--- Entries provided ---
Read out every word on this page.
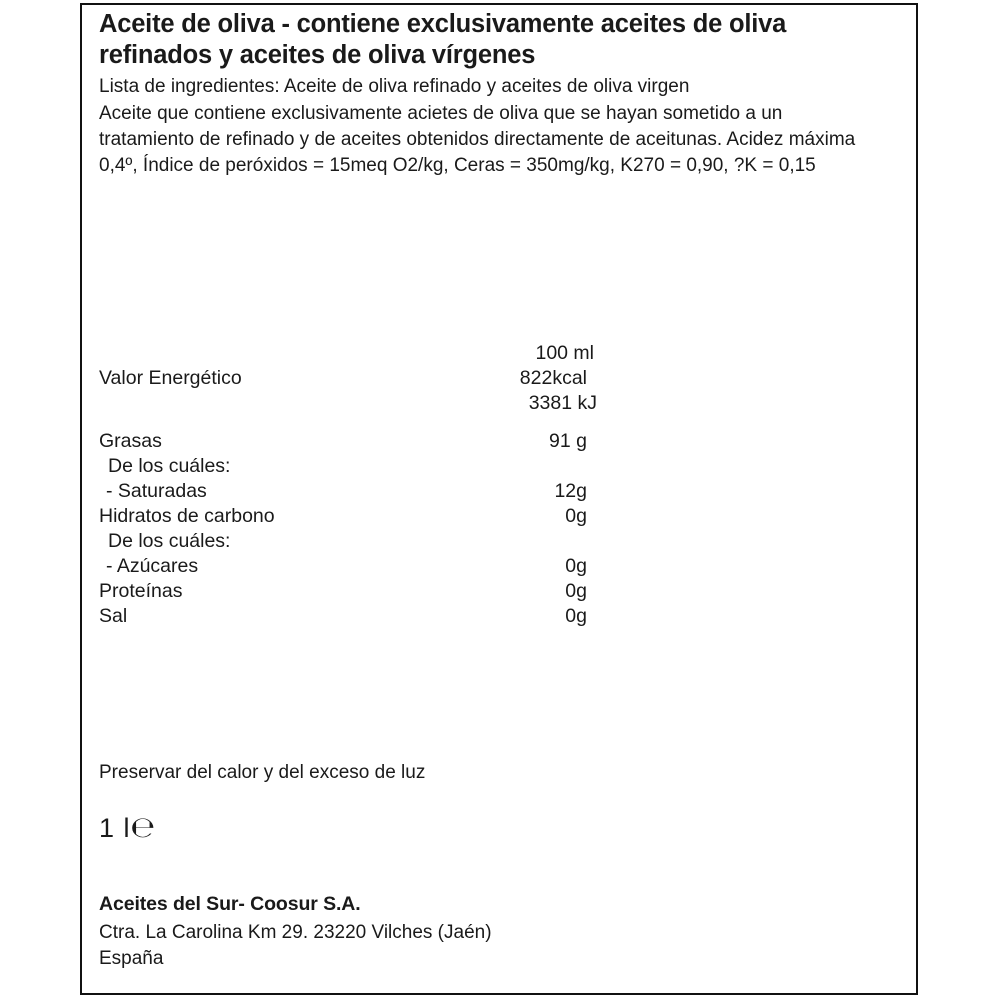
Aceite de oliva - contiene exclusivamente aceites de oliva refinados y aceites de oliva vírgenes

Lista de ingredientes: Aceite de oliva refinado y aceites de oliva virgen

Aceite que contiene exclusivamente acietes de oliva que se hayan sometido a un tratamiento de refinado y de aceites obtenidos directamente de aceitunas. Acidez máxima 0,4º, Índice de peróxidos = 15meq O2/kg, Ceras = 350mg/kg, K270 = 0,90, ?K = 0,15

	100 ml
Valor Energético	822kcal
	3381 kJ

Grasas	91 g
De los cuáles:	
- Saturadas	12g
Hidratos de carbono	0g
De los cuáles:	
- Azúcares	0g
Proteínas	0g
Sal	0g

Preservar del calor y del exceso de luz

1 l℮

Aceites del Sur- Coosur S.A.

Ctra. La Carolina Km 29. 23220 Vilches (Jaén)

España
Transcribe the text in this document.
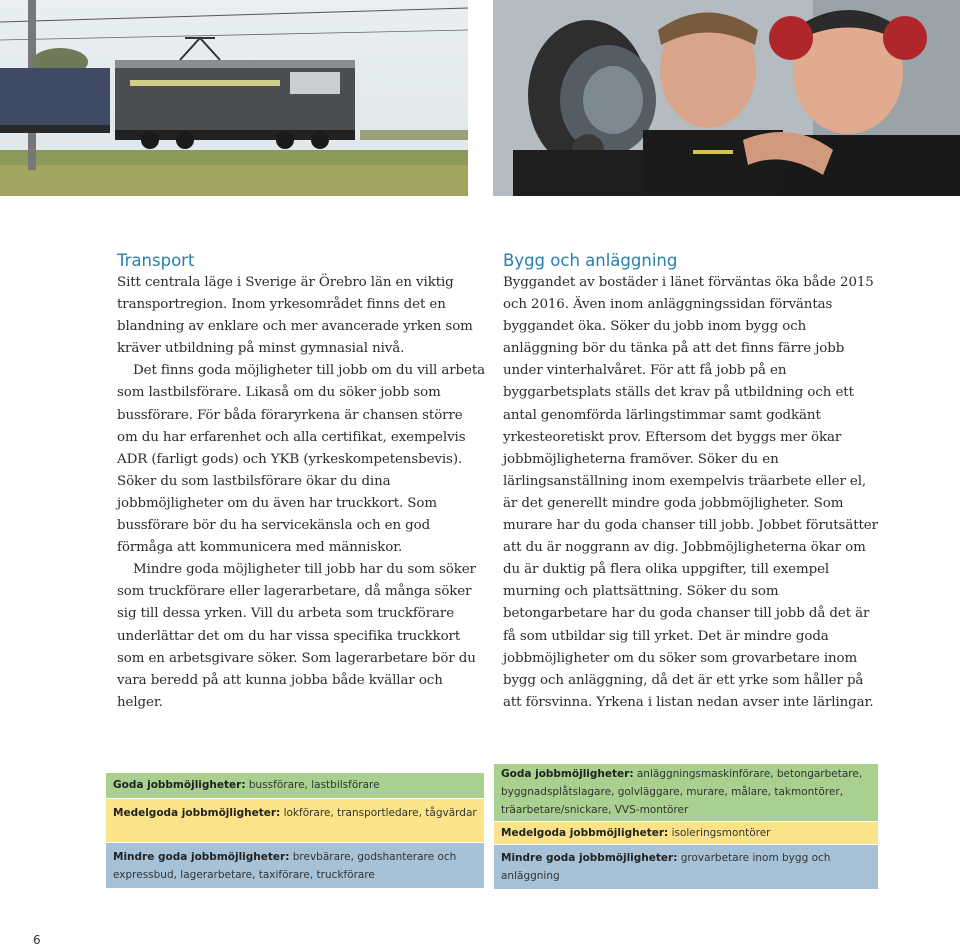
Transport

Sitt centrala läge i Sverige är Örebro län en viktig transportregion. Inom yrkesområdet finns det en blandning av enklare och mer avancerade yrken som kräver utbildning på minst gymnasial nivå.

Det finns goda möjligheter till jobb om du vill arbeta som lastbilsförare. Likaså om du söker jobb som bussförare. För båda föraryrkena är chansen större om du har erfarenhet och alla certifikat, exempelvis ADR (farligt gods) och YKB (yrkeskompetensbevis). Söker du som lastbilsförare ökar du dina jobbmöjligheter om du även har truckkort. Som bussförare bör du ha servicekänsla och en god förmåga att kommunicera med människor.

Mindre goda möjligheter till jobb har du som söker som truckförare eller lagerarbetare, då många söker sig till dessa yrken. Vill du arbeta som truckförare underlättar det om du har vissa specifika truckkort som en arbetsgivare söker. Som lagerarbetare bör du vara beredd på att kunna jobba både kvällar och helger.

Goda jobbmöjligheter: bussförare, lastbilsförare
Medelgoda jobbmöjligheter: lokförare, transportledare, tågvärdar
Mindre goda jobbmöjligheter: brevbärare, godshanterare och expressbud, lagerarbetare, taxiförare, truckförare
Bygg och anläggning

Byggandet av bostäder i länet förväntas öka både 2015 och 2016. Även inom anläggningssidan förväntas byggandet öka. Söker du jobb inom bygg och anläggning bör du tänka på att det finns färre jobb under vinterhalvåret. För att få jobb på en byggarbetsplats ställs det krav på utbildning och ett antal genomförda lärlingstimmar samt godkänt yrkesteoretiskt prov. Eftersom det byggs mer ökar jobbmöjligheterna framöver. Söker du en lärlingsanställning inom exempelvis träarbete eller el, är det generellt mindre goda jobbmöjligheter. Som murare har du goda chanser till jobb. Jobbet förutsätter att du är noggrann av dig. Jobbmöjligheterna ökar om du är duktig på flera olika uppgifter, till exempel murning och plattsättning. Söker du som betongarbetare har du goda chanser till jobb då det är få som utbildar sig till yrket. Det är mindre goda jobbmöjligheter om du söker som grovarbetare inom bygg och anläggning, då det är ett yrke som håller på att försvinna. Yrkena i listan nedan avser inte lärlingar.

Goda jobbmöjligheter: anläggningsmaskinförare, betongarbetare, byggnadsplåtslagare, golvläggare, murare, målare, takmontörer, träarbetare/snickare, VVS-montörer
Medelgoda jobbmöjligheter: isoleringsmontörer
Mindre goda jobbmöjligheter: grovarbetare inom bygg och anläggning
6
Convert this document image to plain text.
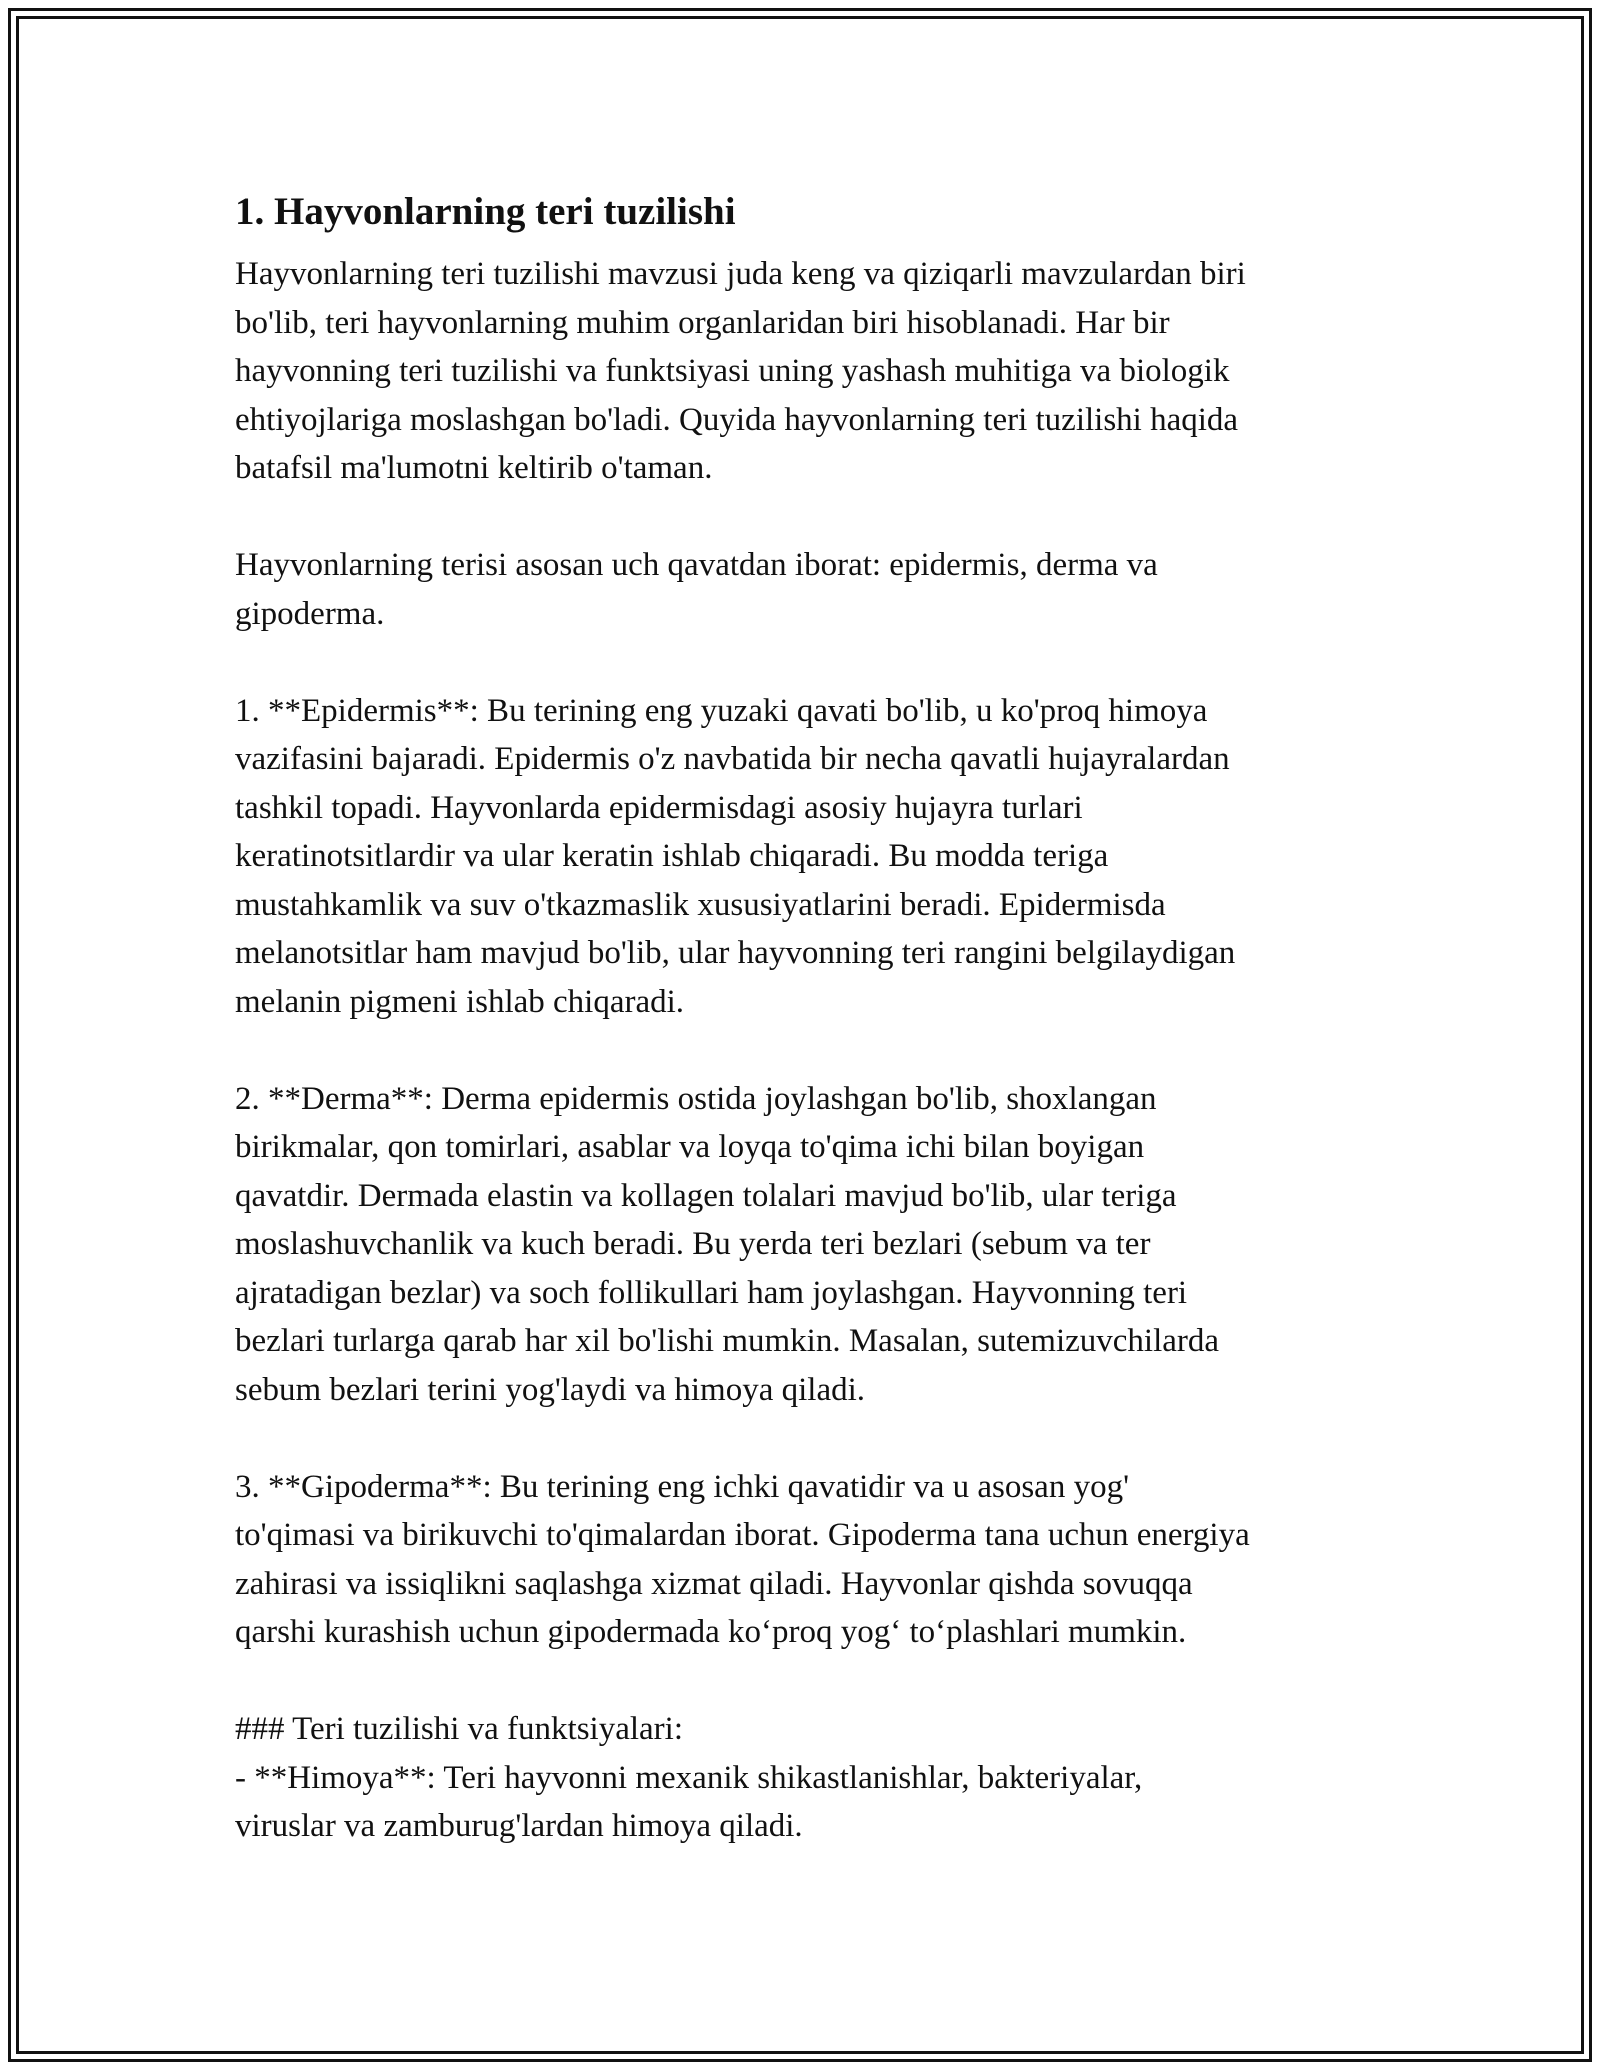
1. Hayvonlarning teri tuzilishi
Hayvonlarning teri tuzilishi mavzusi juda keng va qiziqarli mavzulardan biri
bo'lib, teri hayvonlarning muhim organlaridan biri hisoblanadi. Har bir
hayvonning teri tuzilishi va funktsiyasi uning yashash muhitiga va biologik
ehtiyojlariga moslashgan bo'ladi. Quyida hayvonlarning teri tuzilishi haqida
batafsil ma'lumotni keltirib o'taman.
Hayvonlarning terisi asosan uch qavatdan iborat: epidermis, derma va
gipoderma.
1. **Epidermis**: Bu terining eng yuzaki qavati bo'lib, u ko'proq himoya
vazifasini bajaradi. Epidermis o'z navbatida bir necha qavatli hujayralardan
tashkil topadi. Hayvonlarda epidermisdagi asosiy hujayra turlari
keratinotsitlardir va ular keratin ishlab chiqaradi. Bu modda teriga
mustahkamlik va suv o'tkazmaslik xususiyatlarini beradi. Epidermisda
melanotsitlar ham mavjud bo'lib, ular hayvonning teri rangini belgilaydigan
melanin pigmeni ishlab chiqaradi.
2. **Derma**: Derma epidermis ostida joylashgan bo'lib, shoxlangan
birikmalar, qon tomirlari, asablar va loyqa to'qima ichi bilan boyigan
qavatdir. Dermada elastin va kollagen tolalari mavjud bo'lib, ular teriga
moslashuvchanlik va kuch beradi. Bu yerda teri bezlari (sebum va ter
ajratadigan bezlar) va soch follikullari ham joylashgan. Hayvonning teri
bezlari turlarga qarab har xil bo'lishi mumkin. Masalan, sutemizuvchilarda
sebum bezlari terini yog'laydi va himoya qiladi.
3. **Gipoderma**: Bu terining eng ichki qavatidir va u asosan yog'
to'qimasi va birikuvchi to'qimalardan iborat. Gipoderma tana uchun energiya
zahirasi va issiqlikni saqlashga xizmat qiladi. Hayvonlar qishda sovuqqa
qarshi kurashish uchun gipodermada ko‘proq yog‘ to‘plashlari mumkin.
### Teri tuzilishi va funktsiyalari:
- **Himoya**: Teri hayvonni mexanik shikastlanishlar, bakteriyalar,
viruslar va zamburug'lardan himoya qiladi.
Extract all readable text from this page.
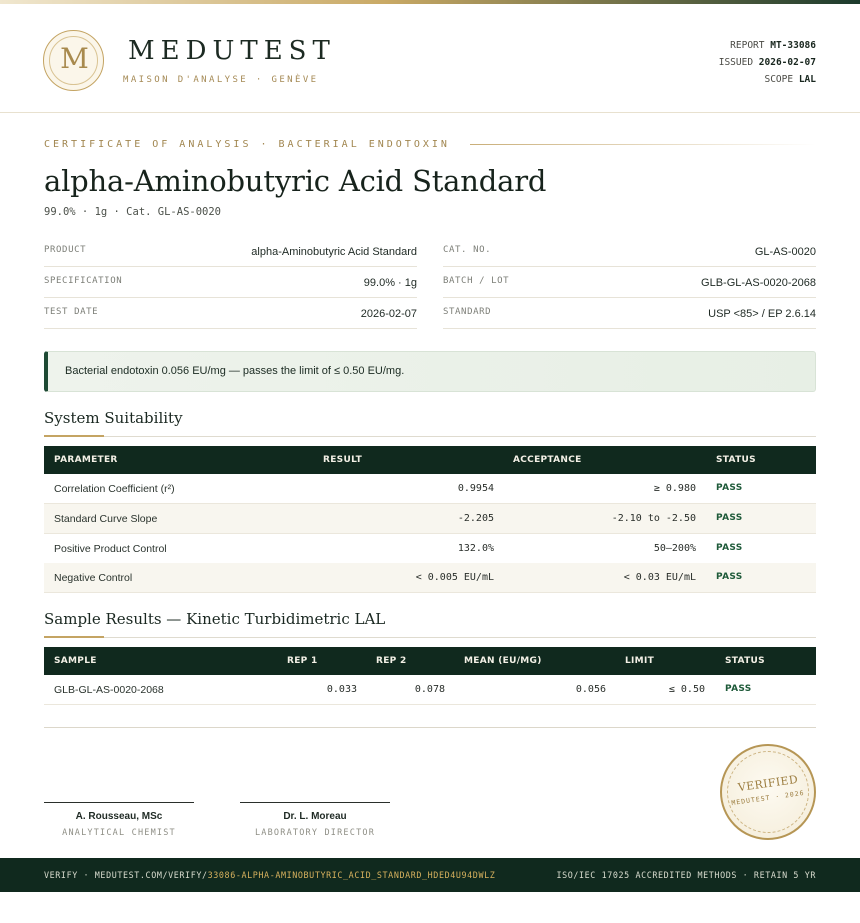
M	MEDUTEST
MAISON D'ANALYSE · GENÈVE
REPORT MT-33086
ISSUED 2026-02-07
SCOPE LAL
CERTIFICATE OF ANALYSIS · BACTERIAL ENDOTOXIN
alpha-Aminobutyric Acid Standard
99.0% · 1g · Cat. GL-AS-0020
PRODUCT	alpha-Aminobutyric Acid Standard	CAT. NO.	GL-AS-0020
SPECIFICATION	99.0% · 1g	BATCH / LOT	GLB-GL-AS-0020-2068
TEST DATE	2026-02-07	STANDARD	USP <85> / EP 2.6.14
Bacterial endotoxin 0.056 EU/mg — passes the limit of ≤ 0.50 EU/mg.
System Suitability
PARAMETER	RESULT	ACCEPTANCE	STATUS
Correlation Coefficient (r²)	0.9954	≥ 0.980 PASS
Standard Curve Slope	-2.205	-2.10 to -2.50 PASS
Positive Product Control	132.0%	50–200% PASS
Negative Control	< 0.005 EU/mL	< 0.03 EU/mL PASS
Sample Results — Kinetic Turbidimetric LAL
SAMPLE	REP 1	REP 2	MEAN (EU/MG)	LIMIT	STATUS
GLB-GL-AS-0020-2068	0.033	0.078	0.056	≤ 0.50 PASS
A. Rousseau, MSc
ANALYTICAL CHEMIST
Dr. L. Moreau
LABORATORY DIRECTOR
VERIFIED
MEDUTEST · 2026
VERIFY · MEDUTEST.COM/VERIFY/33086-ALPHA-AMINOBUTYRIC_ACID_STANDARD_HDED4U94DWLZ	ISO/IEC 17025 ACCREDITED METHODS · RETAIN 5 YR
---
* [Task brief]:
Your task is to retype, exactly and only, the lines from the line holding "Extract all readable text from this page." through the final line of the data above, with both ends kept. Drop the pictures.

* [Response below]:
Extract all readable text from this page.
M	MEDUTEST
MAISON D'ANALYSE · GENÈVE
REPORT MT-33086
ISSUED 2026-02-07
SCOPE LAL
CERTIFICATE OF ANALYSIS · BACTERIAL ENDOTOXIN
alpha-Aminobutyric Acid Standard
99.0% · 1g · Cat. GL-AS-0020
PRODUCT	alpha-Aminobutyric Acid Standard	CAT. NO.	GL-AS-0020
SPECIFICATION	99.0% · 1g	BATCH / LOT	GLB-GL-AS-0020-2068
TEST DATE	2026-02-07	STANDARD	USP <85> / EP 2.6.14
Bacterial endotoxin 0.056 EU/mg — passes the limit of ≤ 0.50 EU/mg.
System Suitability
PARAMETER	RESULT	ACCEPTANCE	STATUS
Correlation Coefficient (r²)	0.9954	≥ 0.980 PASS
Standard Curve Slope	-2.205	-2.10 to -2.50 PASS
Positive Product Control	132.0%	50–200% PASS
Negative Control	< 0.005 EU/mL	< 0.03 EU/mL PASS
Sample Results — Kinetic Turbidimetric LAL
SAMPLE	REP 1	REP 2	MEAN (EU/MG)	LIMIT	STATUS
GLB-GL-AS-0020-2068	0.033	0.078	0.056	≤ 0.50 PASS
A. Rousseau, MSc
ANALYTICAL CHEMIST
Dr. L. Moreau
LABORATORY DIRECTOR
VERIFIED
MEDUTEST · 2026
VERIFY · MEDUTEST.COM/VERIFY/33086-ALPHA-AMINOBUTYRIC_ACID_STANDARD_HDED4U94DWLZ	ISO/IEC 17025 ACCREDITED METHODS · RETAIN 5 YR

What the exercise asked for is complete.